*Exercise requirements*
Below are records to be output exactly, every one of them.

►

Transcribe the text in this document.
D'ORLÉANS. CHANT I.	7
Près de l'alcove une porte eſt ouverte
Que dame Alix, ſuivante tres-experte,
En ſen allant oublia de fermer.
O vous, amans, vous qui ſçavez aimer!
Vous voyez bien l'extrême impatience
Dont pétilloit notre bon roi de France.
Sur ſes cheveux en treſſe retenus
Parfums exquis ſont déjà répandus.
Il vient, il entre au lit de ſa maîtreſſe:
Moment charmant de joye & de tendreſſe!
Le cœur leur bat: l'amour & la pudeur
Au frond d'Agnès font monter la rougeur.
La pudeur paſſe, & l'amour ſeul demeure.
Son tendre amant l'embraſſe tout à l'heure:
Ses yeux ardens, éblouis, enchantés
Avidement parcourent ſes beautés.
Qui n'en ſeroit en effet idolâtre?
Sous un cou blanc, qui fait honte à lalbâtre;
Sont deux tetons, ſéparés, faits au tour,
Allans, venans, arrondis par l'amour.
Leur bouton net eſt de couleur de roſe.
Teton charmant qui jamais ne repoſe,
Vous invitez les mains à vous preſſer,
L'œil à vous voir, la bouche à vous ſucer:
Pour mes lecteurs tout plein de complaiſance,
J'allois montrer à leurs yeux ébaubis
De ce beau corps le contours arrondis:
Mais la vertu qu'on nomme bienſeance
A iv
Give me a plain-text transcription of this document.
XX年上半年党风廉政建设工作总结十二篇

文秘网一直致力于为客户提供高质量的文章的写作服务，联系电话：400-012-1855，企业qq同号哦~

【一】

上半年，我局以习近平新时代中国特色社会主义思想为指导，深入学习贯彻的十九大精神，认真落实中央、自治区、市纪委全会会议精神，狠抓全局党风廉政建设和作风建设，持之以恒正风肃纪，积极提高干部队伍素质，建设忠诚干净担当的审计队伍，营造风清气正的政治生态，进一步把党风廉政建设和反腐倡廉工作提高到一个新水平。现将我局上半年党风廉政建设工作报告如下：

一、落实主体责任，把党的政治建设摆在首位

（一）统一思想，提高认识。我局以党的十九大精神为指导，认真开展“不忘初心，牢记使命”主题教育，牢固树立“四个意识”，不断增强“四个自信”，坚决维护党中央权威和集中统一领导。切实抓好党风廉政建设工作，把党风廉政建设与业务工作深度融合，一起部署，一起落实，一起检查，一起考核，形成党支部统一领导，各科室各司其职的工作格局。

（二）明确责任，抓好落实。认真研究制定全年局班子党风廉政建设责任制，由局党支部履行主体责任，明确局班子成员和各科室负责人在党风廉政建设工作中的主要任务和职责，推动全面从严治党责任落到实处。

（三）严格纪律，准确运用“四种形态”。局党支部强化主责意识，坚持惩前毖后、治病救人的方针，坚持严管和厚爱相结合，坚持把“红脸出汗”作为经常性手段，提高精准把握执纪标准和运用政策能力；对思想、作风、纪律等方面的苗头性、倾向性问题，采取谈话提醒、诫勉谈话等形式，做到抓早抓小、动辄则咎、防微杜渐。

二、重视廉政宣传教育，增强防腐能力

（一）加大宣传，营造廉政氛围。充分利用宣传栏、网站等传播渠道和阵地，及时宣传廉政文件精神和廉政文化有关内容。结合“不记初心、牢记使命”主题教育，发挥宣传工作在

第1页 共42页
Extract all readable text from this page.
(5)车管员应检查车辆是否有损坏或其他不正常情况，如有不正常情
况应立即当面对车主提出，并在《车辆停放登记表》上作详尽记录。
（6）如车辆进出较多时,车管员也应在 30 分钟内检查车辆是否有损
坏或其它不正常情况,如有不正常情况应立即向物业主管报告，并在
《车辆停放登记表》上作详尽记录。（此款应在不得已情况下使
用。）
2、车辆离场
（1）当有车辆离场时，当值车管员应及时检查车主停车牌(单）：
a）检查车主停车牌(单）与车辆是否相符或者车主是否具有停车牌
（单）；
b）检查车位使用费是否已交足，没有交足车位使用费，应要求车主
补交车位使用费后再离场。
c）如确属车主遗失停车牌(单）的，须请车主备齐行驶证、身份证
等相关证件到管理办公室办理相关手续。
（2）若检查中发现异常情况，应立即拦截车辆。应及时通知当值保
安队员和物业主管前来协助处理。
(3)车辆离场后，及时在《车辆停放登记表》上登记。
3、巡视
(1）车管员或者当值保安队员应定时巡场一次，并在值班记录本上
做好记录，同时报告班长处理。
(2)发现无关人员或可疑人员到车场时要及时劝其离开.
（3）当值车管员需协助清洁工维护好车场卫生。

◄

*Response*
Transcribe the text in this document.
D'ORLÉANS. CHANT I.	7
Près de l'alcove une porte eſt ouverte
Que dame Alix, ſuivante tres-experte,
En ſen allant oublia de fermer.
O vous, amans, vous qui ſçavez aimer!
Vous voyez bien l'extrême impatience
Dont pétilloit notre bon roi de France.
Sur ſes cheveux en treſſe retenus
Parfums exquis ſont déjà répandus.
Il vient, il entre au lit de ſa maîtreſſe:
Moment charmant de joye & de tendreſſe!
Le cœur leur bat: l'amour & la pudeur
Au frond d'Agnès font monter la rougeur.
La pudeur paſſe, & l'amour ſeul demeure.
Son tendre amant l'embraſſe tout à l'heure:
Ses yeux ardens, éblouis, enchantés
Avidement parcourent ſes beautés.
Qui n'en ſeroit en effet idolâtre?
Sous un cou blanc, qui fait honte à lalbâtre;
Sont deux tetons, ſéparés, faits au tour,
Allans, venans, arrondis par l'amour.
Leur bouton net eſt de couleur de roſe.
Teton charmant qui jamais ne repoſe,
Vous invitez les mains à vous preſſer,
L'œil à vous voir, la bouche à vous ſucer:
Pour mes lecteurs tout plein de complaiſance,
J'allois montrer à leurs yeux ébaubis
De ce beau corps le contours arrondis:
Mais la vertu qu'on nomme bienſeance
A iv
Give me a plain-text transcription of this document.
XX年上半年党风廉政建设工作总结十二篇

文秘网一直致力于为客户提供高质量的文章的写作服务，联系电话：400-012-1855，企业qq同号哦~

【一】

上半年，我局以习近平新时代中国特色社会主义思想为指导，深入学习贯彻的十九大精神，认真落实中央、自治区、市纪委全会会议精神，狠抓全局党风廉政建设和作风建设，持之以恒正风肃纪，积极提高干部队伍素质，建设忠诚干净担当的审计队伍，营造风清气正的政治生态，进一步把党风廉政建设和反腐倡廉工作提高到一个新水平。现将我局上半年党风廉政建设工作报告如下：

一、落实主体责任，把党的政治建设摆在首位

（一）统一思想，提高认识。我局以党的十九大精神为指导，认真开展“不忘初心，牢记使命”主题教育，牢固树立“四个意识”，不断增强“四个自信”，坚决维护党中央权威和集中统一领导。切实抓好党风廉政建设工作，把党风廉政建设与业务工作深度融合，一起部署，一起落实，一起检查，一起考核，形成党支部统一领导，各科室各司其职的工作格局。

（二）明确责任，抓好落实。认真研究制定全年局班子党风廉政建设责任制，由局党支部履行主体责任，明确局班子成员和各科室负责人在党风廉政建设工作中的主要任务和职责，推动全面从严治党责任落到实处。

（三）严格纪律，准确运用“四种形态”。局党支部强化主责意识，坚持惩前毖后、治病救人的方针，坚持严管和厚爱相结合，坚持把“红脸出汗”作为经常性手段，提高精准把握执纪标准和运用政策能力；对思想、作风、纪律等方面的苗头性、倾向性问题，采取谈话提醒、诫勉谈话等形式，做到抓早抓小、动辄则咎、防微杜渐。

二、重视廉政宣传教育，增强防腐能力

（一）加大宣传，营造廉政氛围。充分利用宣传栏、网站等传播渠道和阵地，及时宣传廉政文件精神和廉政文化有关内容。结合“不记初心、牢记使命”主题教育，发挥宣传工作在

第1页 共42页
Extract all readable text from this page.
(5)车管员应检查车辆是否有损坏或其他不正常情况，如有不正常情
况应立即当面对车主提出，并在《车辆停放登记表》上作详尽记录。
（6）如车辆进出较多时,车管员也应在 30 分钟内检查车辆是否有损
坏或其它不正常情况,如有不正常情况应立即向物业主管报告，并在
《车辆停放登记表》上作详尽记录。（此款应在不得已情况下使
用。）
2、车辆离场
（1）当有车辆离场时，当值车管员应及时检查车主停车牌(单）：
a）检查车主停车牌(单）与车辆是否相符或者车主是否具有停车牌
（单）；
b）检查车位使用费是否已交足，没有交足车位使用费，应要求车主
补交车位使用费后再离场。
c）如确属车主遗失停车牌(单）的，须请车主备齐行驶证、身份证
等相关证件到管理办公室办理相关手续。
（2）若检查中发现异常情况，应立即拦截车辆。应及时通知当值保
安队员和物业主管前来协助处理。
(3)车辆离场后，及时在《车辆停放登记表》上登记。
3、巡视
(1）车管员或者当值保安队员应定时巡场一次，并在值班记录本上
做好记录，同时报告班长处理。
(2)发现无关人员或可疑人员到车场时要及时劝其离开.
（3）当值车管员需协助清洁工维护好车场卫生。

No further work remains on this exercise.